## Your instructions
Search the material below for the word "Figs" and copy every line in which it occurs.

## Dataset records
>> START
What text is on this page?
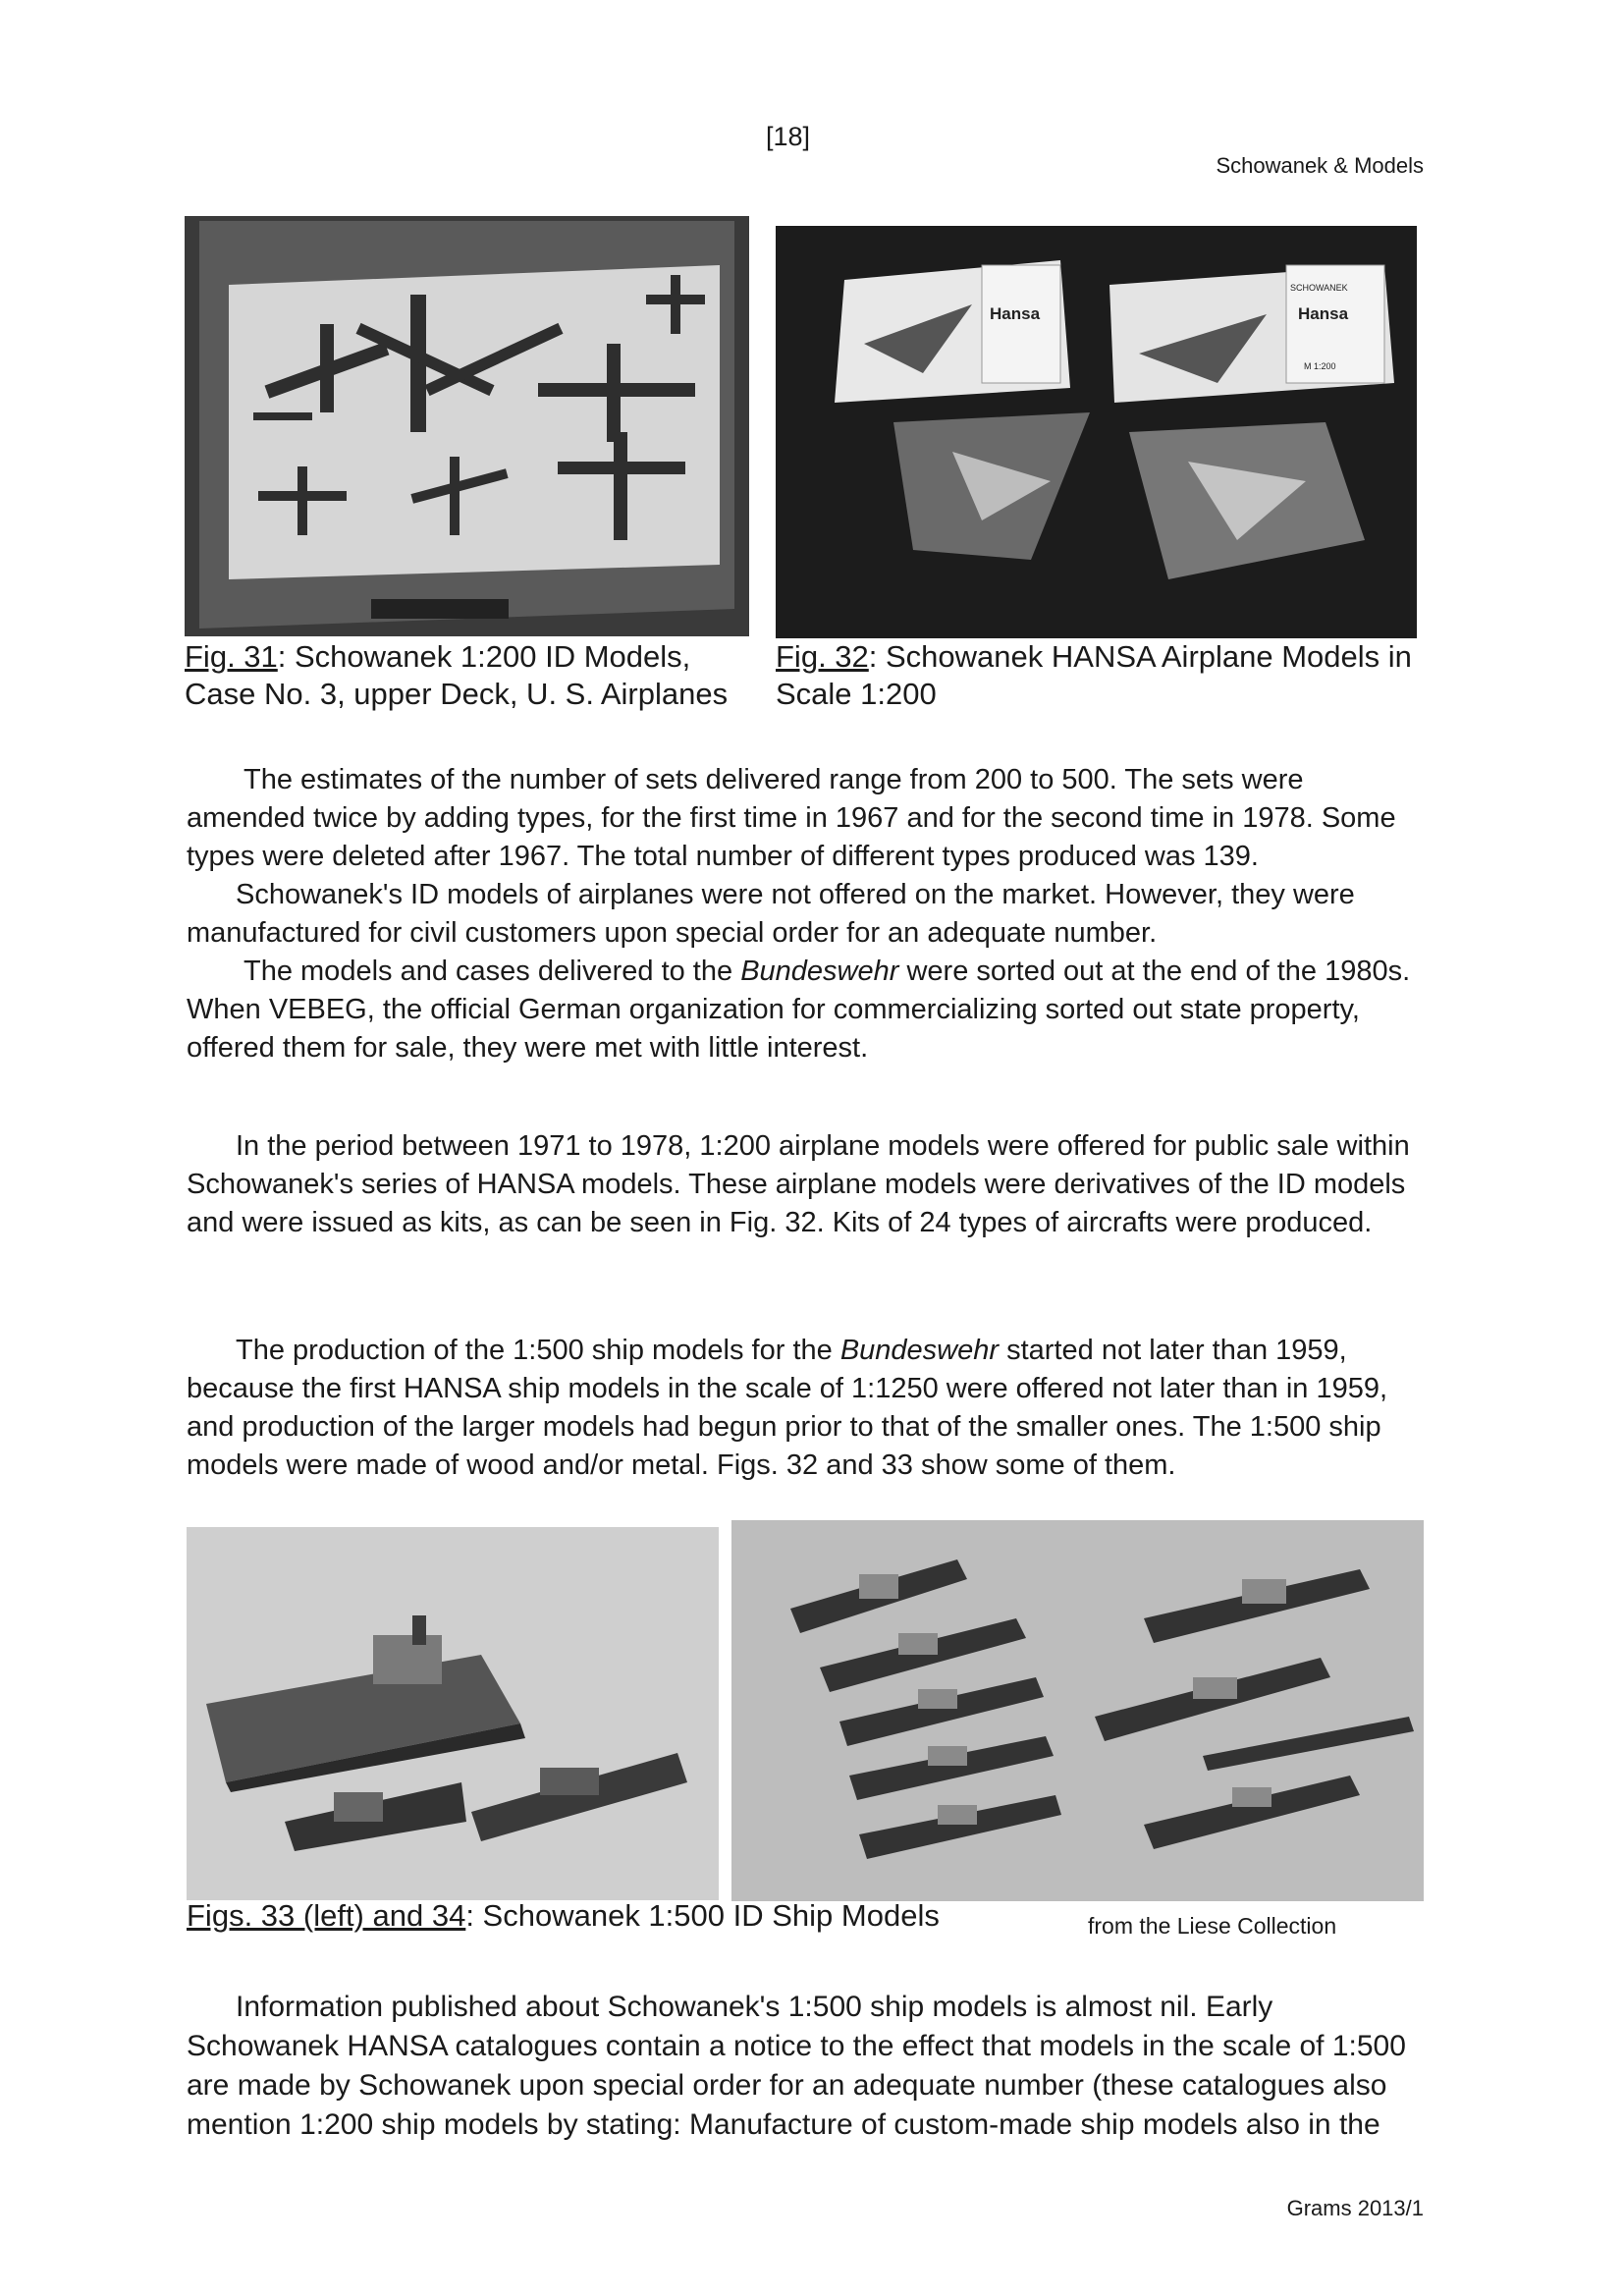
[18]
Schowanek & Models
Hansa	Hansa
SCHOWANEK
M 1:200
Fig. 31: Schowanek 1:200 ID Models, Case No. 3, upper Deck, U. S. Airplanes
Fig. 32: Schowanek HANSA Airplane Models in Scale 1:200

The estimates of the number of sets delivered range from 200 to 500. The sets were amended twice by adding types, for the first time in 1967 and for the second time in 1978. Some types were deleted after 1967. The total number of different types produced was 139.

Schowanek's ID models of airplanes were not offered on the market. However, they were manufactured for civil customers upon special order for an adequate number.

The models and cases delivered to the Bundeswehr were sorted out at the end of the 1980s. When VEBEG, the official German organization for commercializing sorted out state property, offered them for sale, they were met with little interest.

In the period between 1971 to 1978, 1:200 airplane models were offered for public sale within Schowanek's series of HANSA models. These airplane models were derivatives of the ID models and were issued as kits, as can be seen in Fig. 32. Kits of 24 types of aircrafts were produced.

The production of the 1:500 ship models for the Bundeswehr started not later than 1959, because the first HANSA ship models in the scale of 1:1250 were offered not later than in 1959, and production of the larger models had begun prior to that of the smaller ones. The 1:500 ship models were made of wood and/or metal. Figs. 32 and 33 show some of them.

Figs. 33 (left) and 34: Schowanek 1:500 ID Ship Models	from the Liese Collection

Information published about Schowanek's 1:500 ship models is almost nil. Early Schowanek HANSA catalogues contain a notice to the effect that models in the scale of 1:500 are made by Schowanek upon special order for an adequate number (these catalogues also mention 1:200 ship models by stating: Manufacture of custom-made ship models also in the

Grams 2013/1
>> END
>> START
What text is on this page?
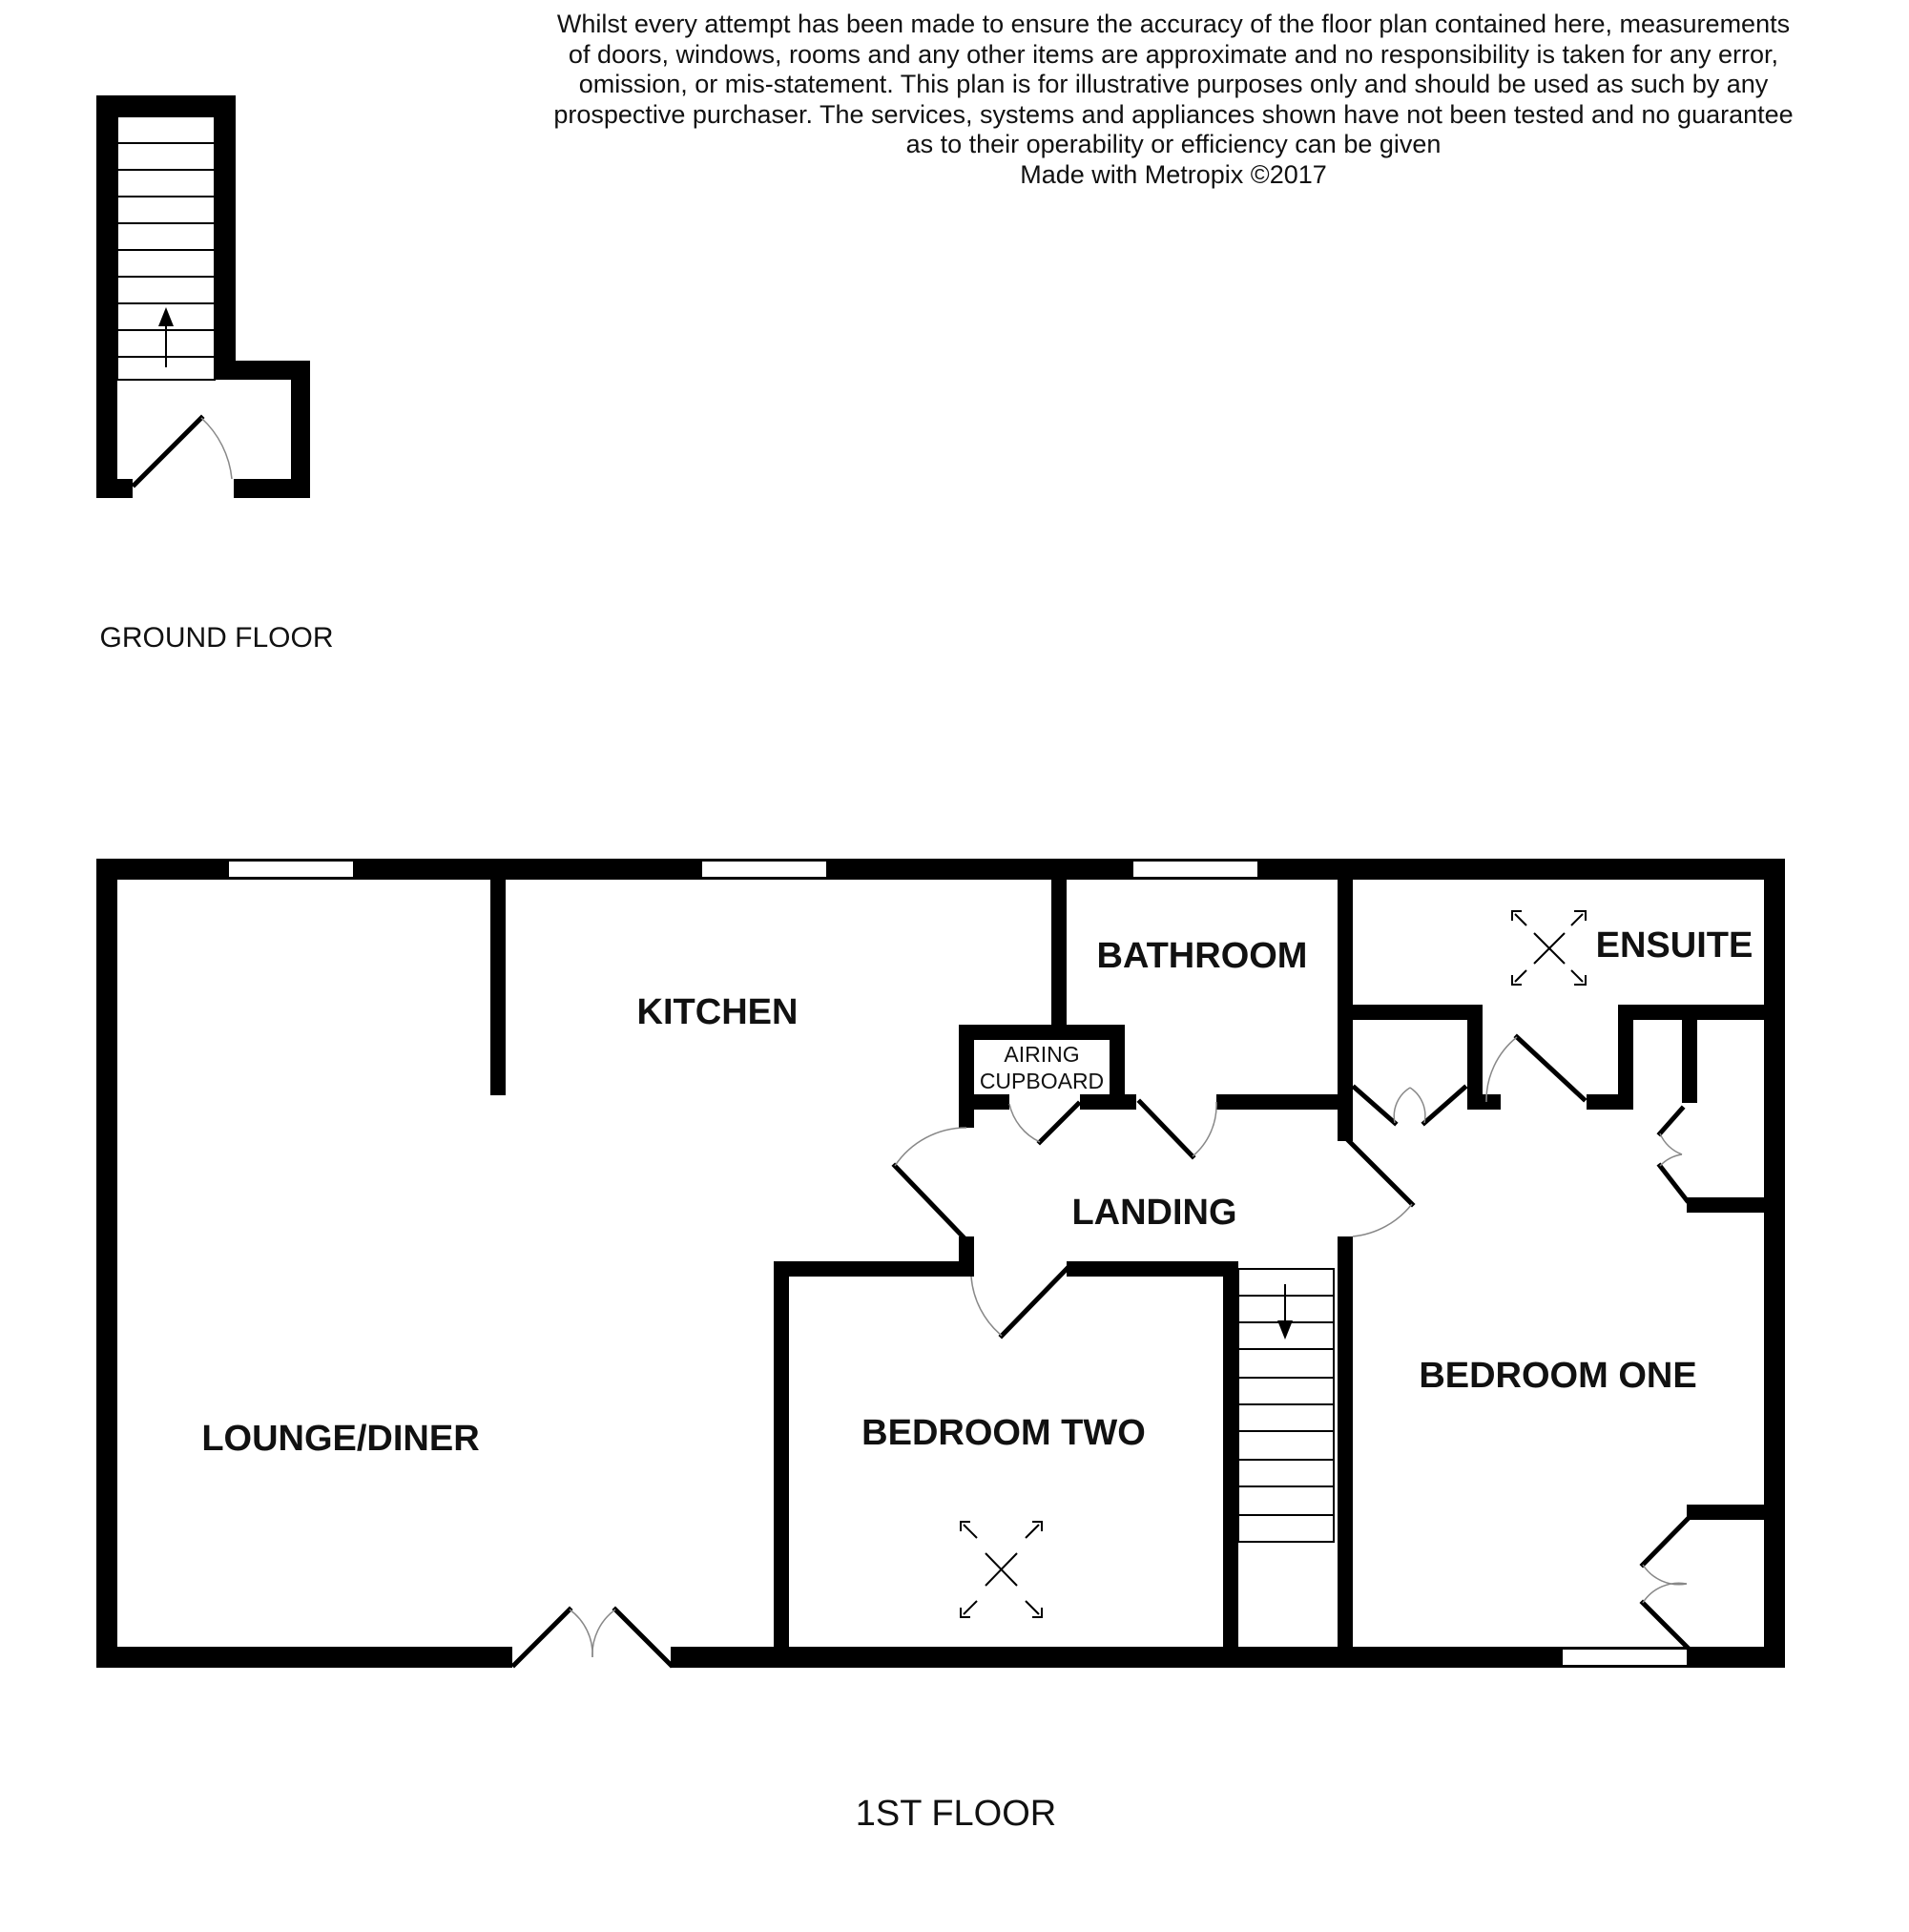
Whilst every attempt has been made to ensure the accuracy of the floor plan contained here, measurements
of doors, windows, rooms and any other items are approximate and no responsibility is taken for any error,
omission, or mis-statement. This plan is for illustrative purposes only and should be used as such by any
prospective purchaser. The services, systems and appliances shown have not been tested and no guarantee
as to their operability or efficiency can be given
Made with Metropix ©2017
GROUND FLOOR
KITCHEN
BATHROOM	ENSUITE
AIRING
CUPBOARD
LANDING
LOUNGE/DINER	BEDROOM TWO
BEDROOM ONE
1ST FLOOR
>> END
## Full response
The production of the 1:500 ship models for the Bundeswehr started not later than 1959, because the first HANSA ship models in the scale of 1:1250 were offered not later than in 1959, and production of the larger models had begun prior to that of the smaller ones. The 1:500 ship models were made of wood and/or metal. Figs. 32 and 33 show some of them.
Figs. 33 (left) and 34: Schowanek 1:500 ID Ship Models	from the Liese Collection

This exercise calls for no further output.